WORK TO BE COMPLETED: Every line below is to be quoted exactly, with nothing added or dropped.

** start of MATERIALS PROVIDED **

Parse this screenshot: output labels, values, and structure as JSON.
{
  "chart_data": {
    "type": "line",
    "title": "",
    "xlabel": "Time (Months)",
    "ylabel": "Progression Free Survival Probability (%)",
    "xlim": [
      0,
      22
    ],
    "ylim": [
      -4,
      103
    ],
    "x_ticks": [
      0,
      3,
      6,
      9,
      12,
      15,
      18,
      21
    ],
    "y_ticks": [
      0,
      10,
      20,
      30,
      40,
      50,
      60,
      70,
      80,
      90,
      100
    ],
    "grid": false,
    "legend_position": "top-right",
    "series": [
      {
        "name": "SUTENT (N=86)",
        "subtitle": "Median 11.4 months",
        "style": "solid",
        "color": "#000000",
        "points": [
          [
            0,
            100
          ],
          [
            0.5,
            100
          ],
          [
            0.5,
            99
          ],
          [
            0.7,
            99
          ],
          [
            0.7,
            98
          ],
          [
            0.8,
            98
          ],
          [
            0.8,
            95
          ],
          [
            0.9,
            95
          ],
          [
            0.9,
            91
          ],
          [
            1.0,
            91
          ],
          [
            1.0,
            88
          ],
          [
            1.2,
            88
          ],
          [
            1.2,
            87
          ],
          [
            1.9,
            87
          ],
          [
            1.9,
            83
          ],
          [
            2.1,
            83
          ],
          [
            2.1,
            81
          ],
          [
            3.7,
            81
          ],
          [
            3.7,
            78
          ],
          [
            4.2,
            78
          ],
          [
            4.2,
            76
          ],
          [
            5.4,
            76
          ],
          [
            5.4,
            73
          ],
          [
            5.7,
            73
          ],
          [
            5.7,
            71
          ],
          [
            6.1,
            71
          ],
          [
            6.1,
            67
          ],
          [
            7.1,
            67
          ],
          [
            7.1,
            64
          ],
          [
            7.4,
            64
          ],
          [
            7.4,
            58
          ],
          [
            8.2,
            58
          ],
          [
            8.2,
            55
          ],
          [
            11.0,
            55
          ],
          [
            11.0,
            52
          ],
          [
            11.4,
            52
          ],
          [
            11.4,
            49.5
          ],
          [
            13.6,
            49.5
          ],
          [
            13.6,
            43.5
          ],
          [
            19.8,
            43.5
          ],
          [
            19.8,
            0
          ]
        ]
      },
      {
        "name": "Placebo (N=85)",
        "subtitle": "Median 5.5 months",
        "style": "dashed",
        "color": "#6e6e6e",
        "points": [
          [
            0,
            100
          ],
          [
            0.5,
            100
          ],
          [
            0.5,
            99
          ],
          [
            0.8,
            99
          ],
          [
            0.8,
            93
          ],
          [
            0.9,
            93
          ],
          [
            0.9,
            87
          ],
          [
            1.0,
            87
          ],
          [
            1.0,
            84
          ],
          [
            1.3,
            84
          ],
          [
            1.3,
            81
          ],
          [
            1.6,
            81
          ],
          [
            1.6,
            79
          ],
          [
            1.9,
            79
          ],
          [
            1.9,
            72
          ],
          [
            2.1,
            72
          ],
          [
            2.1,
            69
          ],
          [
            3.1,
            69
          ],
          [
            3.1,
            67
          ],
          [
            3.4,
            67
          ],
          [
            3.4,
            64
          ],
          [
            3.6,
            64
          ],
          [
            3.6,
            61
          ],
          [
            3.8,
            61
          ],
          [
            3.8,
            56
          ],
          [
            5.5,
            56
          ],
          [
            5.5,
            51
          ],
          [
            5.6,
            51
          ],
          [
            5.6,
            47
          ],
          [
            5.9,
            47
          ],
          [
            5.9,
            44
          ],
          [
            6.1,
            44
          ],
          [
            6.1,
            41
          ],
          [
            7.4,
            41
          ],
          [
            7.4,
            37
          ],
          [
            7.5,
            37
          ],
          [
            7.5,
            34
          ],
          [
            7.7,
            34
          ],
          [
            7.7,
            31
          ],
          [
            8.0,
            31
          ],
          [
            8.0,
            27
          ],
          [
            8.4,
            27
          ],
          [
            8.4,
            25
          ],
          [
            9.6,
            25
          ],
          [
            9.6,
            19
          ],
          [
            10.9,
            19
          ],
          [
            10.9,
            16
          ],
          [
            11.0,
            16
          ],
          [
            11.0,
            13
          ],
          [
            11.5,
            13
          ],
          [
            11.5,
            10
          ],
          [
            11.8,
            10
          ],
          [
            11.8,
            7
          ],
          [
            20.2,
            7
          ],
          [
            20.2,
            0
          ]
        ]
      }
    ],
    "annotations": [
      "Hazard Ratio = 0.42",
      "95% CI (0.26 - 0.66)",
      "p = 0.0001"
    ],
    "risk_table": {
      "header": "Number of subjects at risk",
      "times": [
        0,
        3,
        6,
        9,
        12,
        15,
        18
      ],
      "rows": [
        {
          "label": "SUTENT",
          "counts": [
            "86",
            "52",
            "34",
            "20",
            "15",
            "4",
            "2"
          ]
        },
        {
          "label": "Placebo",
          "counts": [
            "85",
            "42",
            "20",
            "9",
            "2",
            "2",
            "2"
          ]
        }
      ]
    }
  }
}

** end of MATERIALS PROVIDED **

EXERCISE RESULT:
Parse this screenshot: output labels, values, and structure as JSON.
{
  "chart_data": {
    "type": "line",
    "title": "",
    "xlabel": "Time (Months)",
    "ylabel": "Progression Free Survival Probability (%)",
    "xlim": [
      0,
      22
    ],
    "ylim": [
      -4,
      103
    ],
    "x_ticks": [
      0,
      3,
      6,
      9,
      12,
      15,
      18,
      21
    ],
    "y_ticks": [
      0,
      10,
      20,
      30,
      40,
      50,
      60,
      70,
      80,
      90,
      100
    ],
    "grid": false,
    "legend_position": "top-right",
    "series": [
      {
        "name": "SUTENT (N=86)",
        "subtitle": "Median 11.4 months",
        "style": "solid",
        "color": "#000000",
        "points": [
          [
            0,
            100
          ],
          [
            0.5,
            100
          ],
          [
            0.5,
            99
          ],
          [
            0.7,
            99
          ],
          [
            0.7,
            98
          ],
          [
            0.8,
            98
          ],
          [
            0.8,
            95
          ],
          [
            0.9,
            95
          ],
          [
            0.9,
            91
          ],
          [
            1.0,
            91
          ],
          [
            1.0,
            88
          ],
          [
            1.2,
            88
          ],
          [
            1.2,
            87
          ],
          [
            1.9,
            87
          ],
          [
            1.9,
            83
          ],
          [
            2.1,
            83
          ],
          [
            2.1,
            81
          ],
          [
            3.7,
            81
          ],
          [
            3.7,
            78
          ],
          [
            4.2,
            78
          ],
          [
            4.2,
            76
          ],
          [
            5.4,
            76
          ],
          [
            5.4,
            73
          ],
          [
            5.7,
            73
          ],
          [
            5.7,
            71
          ],
          [
            6.1,
            71
          ],
          [
            6.1,
            67
          ],
          [
            7.1,
            67
          ],
          [
            7.1,
            64
          ],
          [
            7.4,
            64
          ],
          [
            7.4,
            58
          ],
          [
            8.2,
            58
          ],
          [
            8.2,
            55
          ],
          [
            11.0,
            55
          ],
          [
            11.0,
            52
          ],
          [
            11.4,
            52
          ],
          [
            11.4,
            49.5
          ],
          [
            13.6,
            49.5
          ],
          [
            13.6,
            43.5
          ],
          [
            19.8,
            43.5
          ],
          [
            19.8,
            0
          ]
        ]
      },
      {
        "name": "Placebo (N=85)",
        "subtitle": "Median 5.5 months",
        "style": "dashed",
        "color": "#6e6e6e",
        "points": [
          [
            0,
            100
          ],
          [
            0.5,
            100
          ],
          [
            0.5,
            99
          ],
          [
            0.8,
            99
          ],
          [
            0.8,
            93
          ],
          [
            0.9,
            93
          ],
          [
            0.9,
            87
          ],
          [
            1.0,
            87
          ],
          [
            1.0,
            84
          ],
          [
            1.3,
            84
          ],
          [
            1.3,
            81
          ],
          [
            1.6,
            81
          ],
          [
            1.6,
            79
          ],
          [
            1.9,
            79
          ],
          [
            1.9,
            72
          ],
          [
            2.1,
            72
          ],
          [
            2.1,
            69
          ],
          [
            3.1,
            69
          ],
          [
            3.1,
            67
          ],
          [
            3.4,
            67
          ],
          [
            3.4,
            64
          ],
          [
            3.6,
            64
          ],
          [
            3.6,
            61
          ],
          [
            3.8,
            61
          ],
          [
            3.8,
            56
          ],
          [
            5.5,
            56
          ],
          [
            5.5,
            51
          ],
          [
            5.6,
            51
          ],
          [
            5.6,
            47
          ],
          [
            5.9,
            47
          ],
          [
            5.9,
            44
          ],
          [
            6.1,
            44
          ],
          [
            6.1,
            41
          ],
          [
            7.4,
            41
          ],
          [
            7.4,
            37
          ],
          [
            7.5,
            37
          ],
          [
            7.5,
            34
          ],
          [
            7.7,
            34
          ],
          [
            7.7,
            31
          ],
          [
            8.0,
            31
          ],
          [
            8.0,
            27
          ],
          [
            8.4,
            27
          ],
          [
            8.4,
            25
          ],
          [
            9.6,
            25
          ],
          [
            9.6,
            19
          ],
          [
            10.9,
            19
          ],
          [
            10.9,
            16
          ],
          [
            11.0,
            16
          ],
          [
            11.0,
            13
          ],
          [
            11.5,
            13
          ],
          [
            11.5,
            10
          ],
          [
            11.8,
            10
          ],
          [
            11.8,
            7
          ],
          [
            20.2,
            7
          ],
          [
            20.2,
            0
          ]
        ]
      }
    ],
    "annotations": [
      "Hazard Ratio = 0.42",
      "95% CI (0.26 - 0.66)",
      "p = 0.0001"
    ],
    "risk_table": {
      "header": "Number of subjects at risk",
      "times": [
        0,
        3,
        6,
        9,
        12,
        15,
        18
      ],
      "rows": [
        {
          "label": "SUTENT",
          "counts": [
            "86",
            "52",
            "34",
            "20",
            "15",
            "4",
            "2"
          ]
        },
        {
          "label": "Placebo",
          "counts": [
            "85",
            "42",
            "20",
            "9",
            "2",
            "2",
            "2"
          ]
        }
      ]
    }
  }
}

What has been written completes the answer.